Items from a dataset
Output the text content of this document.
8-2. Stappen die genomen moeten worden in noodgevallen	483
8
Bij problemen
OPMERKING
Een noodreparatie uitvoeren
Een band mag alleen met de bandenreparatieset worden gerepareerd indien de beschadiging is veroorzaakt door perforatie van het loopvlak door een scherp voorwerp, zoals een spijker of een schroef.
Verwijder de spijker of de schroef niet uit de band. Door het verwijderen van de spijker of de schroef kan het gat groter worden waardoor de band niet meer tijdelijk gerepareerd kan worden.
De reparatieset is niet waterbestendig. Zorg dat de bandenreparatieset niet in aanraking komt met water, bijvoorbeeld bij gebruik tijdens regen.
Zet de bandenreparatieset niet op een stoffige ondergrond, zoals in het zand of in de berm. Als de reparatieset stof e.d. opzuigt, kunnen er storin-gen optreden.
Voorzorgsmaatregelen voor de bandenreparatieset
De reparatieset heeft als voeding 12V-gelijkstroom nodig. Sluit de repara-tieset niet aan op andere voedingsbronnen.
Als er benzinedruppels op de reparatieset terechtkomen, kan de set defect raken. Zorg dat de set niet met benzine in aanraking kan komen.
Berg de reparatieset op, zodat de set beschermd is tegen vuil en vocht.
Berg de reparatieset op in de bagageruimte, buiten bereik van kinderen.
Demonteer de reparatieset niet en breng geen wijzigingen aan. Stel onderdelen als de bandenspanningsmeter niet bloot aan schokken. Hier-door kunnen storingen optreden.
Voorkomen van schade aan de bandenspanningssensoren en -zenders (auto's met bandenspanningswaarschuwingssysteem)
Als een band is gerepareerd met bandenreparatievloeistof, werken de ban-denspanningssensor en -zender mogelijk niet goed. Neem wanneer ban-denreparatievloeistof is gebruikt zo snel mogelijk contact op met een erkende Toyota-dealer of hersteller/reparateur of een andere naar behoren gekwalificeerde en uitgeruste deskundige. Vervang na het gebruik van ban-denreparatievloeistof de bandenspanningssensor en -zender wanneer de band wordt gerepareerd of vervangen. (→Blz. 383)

#### ASSIGNMENT
Look through the records for the string "bandenreparatieset". Copy every line that has it.

#### YOUR RESPONSE
Een band mag alleen met de bandenreparatieset worden gerepareerd indien de beschadiging is veroorzaakt door perforatie van het loopvlak door een scherp voorwerp, zoals een spijker of een schroef.
De reparatieset is niet waterbestendig. Zorg dat de bandenreparatieset niet in aanraking komt met water, bijvoorbeeld bij gebruik tijdens regen.
Zet de bandenreparatieset niet op een stoffige ondergrond, zoals in het zand of in de berm. Als de reparatieset stof e.d. opzuigt, kunnen er storin-gen optreden.
Voorzorgsmaatregelen voor de bandenreparatieset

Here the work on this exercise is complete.